- REQUIREMENTS:
For the records that follow, return only the count of lines containing the string "rate".

[Extracts from a graphics dataset]
━━━━━━━━━━━━━━━━━━━━
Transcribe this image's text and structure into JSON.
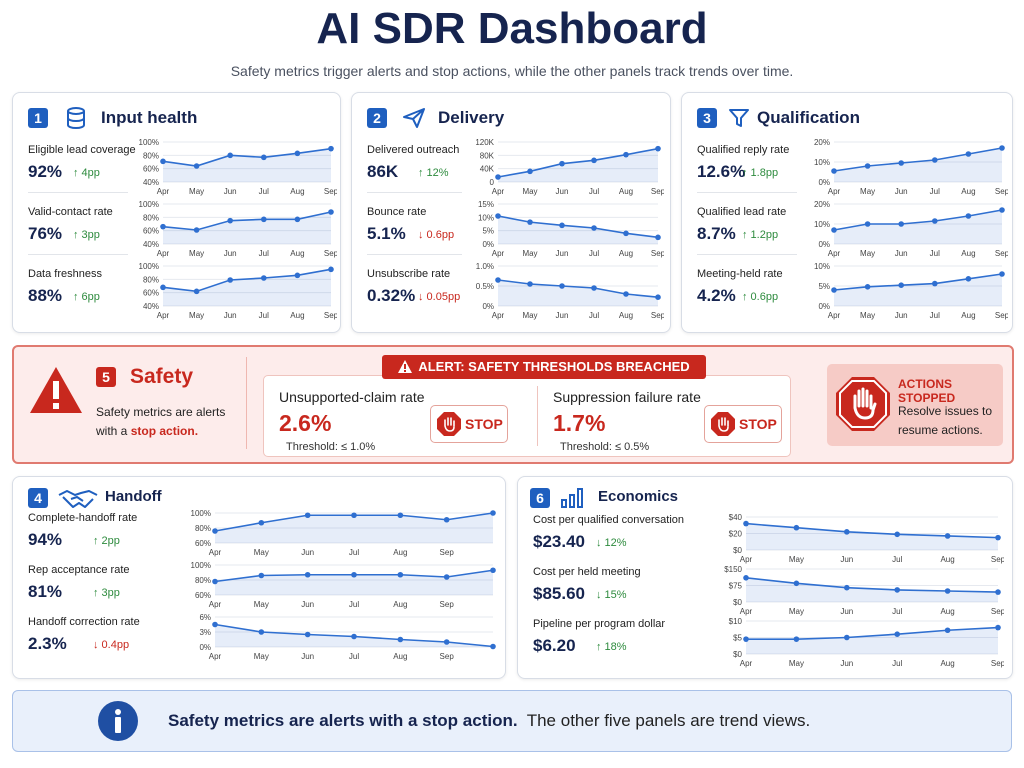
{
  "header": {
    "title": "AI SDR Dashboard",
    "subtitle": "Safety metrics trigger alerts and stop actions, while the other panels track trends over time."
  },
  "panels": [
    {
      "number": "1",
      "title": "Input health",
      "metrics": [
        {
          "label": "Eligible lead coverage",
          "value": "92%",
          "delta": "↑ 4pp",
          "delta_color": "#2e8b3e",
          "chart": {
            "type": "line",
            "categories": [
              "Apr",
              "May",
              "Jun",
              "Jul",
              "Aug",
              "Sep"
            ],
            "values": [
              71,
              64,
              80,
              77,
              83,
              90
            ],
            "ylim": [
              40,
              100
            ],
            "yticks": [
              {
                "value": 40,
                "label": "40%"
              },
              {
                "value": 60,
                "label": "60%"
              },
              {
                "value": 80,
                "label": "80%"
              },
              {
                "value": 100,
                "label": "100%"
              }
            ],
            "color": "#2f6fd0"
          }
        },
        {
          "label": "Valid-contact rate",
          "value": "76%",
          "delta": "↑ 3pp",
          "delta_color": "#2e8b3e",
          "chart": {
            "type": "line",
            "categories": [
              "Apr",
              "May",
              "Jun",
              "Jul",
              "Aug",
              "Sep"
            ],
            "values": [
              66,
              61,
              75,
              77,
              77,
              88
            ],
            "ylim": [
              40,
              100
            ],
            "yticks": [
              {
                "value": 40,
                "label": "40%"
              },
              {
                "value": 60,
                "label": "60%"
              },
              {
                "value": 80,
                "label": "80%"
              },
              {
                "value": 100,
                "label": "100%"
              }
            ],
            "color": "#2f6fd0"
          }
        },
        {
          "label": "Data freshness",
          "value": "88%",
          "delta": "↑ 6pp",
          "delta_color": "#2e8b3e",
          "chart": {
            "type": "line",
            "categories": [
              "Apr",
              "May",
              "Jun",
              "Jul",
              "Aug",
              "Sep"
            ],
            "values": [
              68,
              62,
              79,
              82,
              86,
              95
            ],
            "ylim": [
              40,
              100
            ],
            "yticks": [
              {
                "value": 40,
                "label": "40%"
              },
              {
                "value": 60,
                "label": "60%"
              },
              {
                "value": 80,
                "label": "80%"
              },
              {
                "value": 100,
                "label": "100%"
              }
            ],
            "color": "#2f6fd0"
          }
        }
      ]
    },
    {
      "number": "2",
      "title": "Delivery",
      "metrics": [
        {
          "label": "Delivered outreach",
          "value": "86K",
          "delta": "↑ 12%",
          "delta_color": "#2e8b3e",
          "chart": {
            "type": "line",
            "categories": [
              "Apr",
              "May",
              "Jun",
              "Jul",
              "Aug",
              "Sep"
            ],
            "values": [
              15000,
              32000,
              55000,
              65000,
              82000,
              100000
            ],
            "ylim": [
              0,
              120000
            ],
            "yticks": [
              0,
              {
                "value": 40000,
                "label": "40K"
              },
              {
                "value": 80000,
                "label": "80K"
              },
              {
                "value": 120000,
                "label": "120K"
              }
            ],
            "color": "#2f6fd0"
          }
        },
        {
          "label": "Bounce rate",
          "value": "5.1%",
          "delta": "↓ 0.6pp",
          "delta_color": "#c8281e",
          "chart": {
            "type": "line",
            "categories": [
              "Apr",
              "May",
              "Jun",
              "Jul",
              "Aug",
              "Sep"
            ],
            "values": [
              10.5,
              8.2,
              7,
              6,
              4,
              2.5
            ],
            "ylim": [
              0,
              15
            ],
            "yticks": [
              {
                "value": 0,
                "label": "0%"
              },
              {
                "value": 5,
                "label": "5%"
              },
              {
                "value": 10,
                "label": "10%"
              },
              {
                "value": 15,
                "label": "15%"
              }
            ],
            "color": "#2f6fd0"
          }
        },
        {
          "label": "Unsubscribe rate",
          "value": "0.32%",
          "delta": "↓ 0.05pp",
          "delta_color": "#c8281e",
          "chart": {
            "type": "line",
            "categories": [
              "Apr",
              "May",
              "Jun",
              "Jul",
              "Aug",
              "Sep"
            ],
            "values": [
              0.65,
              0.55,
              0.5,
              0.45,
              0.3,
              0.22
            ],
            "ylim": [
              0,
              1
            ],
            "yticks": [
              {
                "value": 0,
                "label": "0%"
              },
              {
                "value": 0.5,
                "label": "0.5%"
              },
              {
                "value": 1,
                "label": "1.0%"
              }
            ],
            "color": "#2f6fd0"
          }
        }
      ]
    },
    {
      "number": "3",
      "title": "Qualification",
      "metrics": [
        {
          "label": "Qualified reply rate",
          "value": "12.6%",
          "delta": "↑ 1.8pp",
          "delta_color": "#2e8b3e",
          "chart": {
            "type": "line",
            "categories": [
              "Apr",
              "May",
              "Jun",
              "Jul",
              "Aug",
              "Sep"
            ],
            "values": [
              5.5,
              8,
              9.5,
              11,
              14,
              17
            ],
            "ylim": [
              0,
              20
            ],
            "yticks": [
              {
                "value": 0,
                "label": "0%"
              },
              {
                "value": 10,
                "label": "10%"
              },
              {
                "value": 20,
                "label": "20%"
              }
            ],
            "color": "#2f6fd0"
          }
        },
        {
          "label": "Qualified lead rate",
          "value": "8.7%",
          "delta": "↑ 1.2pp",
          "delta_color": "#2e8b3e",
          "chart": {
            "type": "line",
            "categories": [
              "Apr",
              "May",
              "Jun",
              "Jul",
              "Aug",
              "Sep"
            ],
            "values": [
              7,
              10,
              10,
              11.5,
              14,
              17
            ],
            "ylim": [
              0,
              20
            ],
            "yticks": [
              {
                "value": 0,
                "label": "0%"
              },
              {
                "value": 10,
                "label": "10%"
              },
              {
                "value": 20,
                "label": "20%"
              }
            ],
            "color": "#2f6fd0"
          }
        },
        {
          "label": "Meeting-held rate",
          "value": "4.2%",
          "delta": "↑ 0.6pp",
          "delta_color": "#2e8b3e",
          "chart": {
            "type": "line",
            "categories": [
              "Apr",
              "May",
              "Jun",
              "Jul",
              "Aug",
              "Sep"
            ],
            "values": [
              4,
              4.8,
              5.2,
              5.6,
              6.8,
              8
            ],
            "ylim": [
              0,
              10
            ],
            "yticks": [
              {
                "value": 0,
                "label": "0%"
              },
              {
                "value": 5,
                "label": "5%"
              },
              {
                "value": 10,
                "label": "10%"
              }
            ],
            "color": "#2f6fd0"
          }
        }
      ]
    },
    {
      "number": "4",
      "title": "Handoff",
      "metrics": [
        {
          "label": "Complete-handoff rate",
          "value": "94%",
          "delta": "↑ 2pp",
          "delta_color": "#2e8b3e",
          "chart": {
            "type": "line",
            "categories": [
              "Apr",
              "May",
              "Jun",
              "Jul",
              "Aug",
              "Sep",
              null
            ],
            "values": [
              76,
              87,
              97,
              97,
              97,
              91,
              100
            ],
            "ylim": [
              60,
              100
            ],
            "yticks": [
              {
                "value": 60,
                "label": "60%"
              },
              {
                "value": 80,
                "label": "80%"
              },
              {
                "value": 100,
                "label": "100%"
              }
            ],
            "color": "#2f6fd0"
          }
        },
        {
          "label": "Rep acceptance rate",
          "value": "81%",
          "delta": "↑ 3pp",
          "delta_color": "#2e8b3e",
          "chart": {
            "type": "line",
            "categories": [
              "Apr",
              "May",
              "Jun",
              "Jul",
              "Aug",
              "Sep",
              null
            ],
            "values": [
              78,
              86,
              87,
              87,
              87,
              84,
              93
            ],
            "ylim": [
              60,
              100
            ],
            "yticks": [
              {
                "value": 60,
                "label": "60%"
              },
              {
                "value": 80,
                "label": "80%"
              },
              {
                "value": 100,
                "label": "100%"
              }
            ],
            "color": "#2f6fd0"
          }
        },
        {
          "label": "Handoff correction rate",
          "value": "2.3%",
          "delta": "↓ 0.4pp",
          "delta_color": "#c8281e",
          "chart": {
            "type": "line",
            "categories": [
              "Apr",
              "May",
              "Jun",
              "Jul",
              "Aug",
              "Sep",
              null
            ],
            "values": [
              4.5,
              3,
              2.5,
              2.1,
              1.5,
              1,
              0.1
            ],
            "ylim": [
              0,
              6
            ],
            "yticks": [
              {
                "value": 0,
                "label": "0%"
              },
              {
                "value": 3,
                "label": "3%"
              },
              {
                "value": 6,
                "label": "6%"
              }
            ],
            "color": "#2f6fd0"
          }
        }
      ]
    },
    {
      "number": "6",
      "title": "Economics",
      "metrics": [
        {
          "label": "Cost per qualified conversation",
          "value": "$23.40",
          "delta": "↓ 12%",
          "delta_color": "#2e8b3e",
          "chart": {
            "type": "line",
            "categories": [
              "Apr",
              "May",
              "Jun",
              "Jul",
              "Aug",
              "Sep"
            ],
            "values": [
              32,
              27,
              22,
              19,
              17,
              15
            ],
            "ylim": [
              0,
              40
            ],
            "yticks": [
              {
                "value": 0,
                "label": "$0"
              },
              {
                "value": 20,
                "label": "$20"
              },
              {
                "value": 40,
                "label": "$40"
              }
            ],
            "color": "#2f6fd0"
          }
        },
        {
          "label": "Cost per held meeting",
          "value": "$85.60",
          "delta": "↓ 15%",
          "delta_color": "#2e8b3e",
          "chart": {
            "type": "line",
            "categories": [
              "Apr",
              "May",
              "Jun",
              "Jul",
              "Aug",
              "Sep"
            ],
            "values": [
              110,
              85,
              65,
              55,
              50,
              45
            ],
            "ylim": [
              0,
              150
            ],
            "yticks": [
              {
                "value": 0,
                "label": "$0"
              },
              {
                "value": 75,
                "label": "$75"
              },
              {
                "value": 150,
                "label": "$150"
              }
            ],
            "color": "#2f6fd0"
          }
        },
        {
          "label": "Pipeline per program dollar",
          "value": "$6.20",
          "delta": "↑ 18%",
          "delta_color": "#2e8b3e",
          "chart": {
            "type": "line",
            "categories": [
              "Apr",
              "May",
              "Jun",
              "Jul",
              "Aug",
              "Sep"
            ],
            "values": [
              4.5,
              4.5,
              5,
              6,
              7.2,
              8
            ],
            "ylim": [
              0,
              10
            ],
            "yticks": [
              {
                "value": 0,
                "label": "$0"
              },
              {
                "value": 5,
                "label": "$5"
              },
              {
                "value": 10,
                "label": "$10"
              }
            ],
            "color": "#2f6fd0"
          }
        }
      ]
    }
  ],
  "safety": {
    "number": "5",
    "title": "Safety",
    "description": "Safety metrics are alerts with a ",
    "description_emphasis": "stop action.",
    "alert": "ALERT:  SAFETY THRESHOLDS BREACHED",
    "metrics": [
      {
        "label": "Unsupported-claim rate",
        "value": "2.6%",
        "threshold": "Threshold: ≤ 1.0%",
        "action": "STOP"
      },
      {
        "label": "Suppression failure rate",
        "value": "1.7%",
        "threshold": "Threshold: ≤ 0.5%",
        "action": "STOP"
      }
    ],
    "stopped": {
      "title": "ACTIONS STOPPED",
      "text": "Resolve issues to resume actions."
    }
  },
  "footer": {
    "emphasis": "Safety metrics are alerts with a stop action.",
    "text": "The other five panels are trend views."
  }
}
━━━━━━━━━━━━━━━━━━━━
- TASK OUTPUT:
11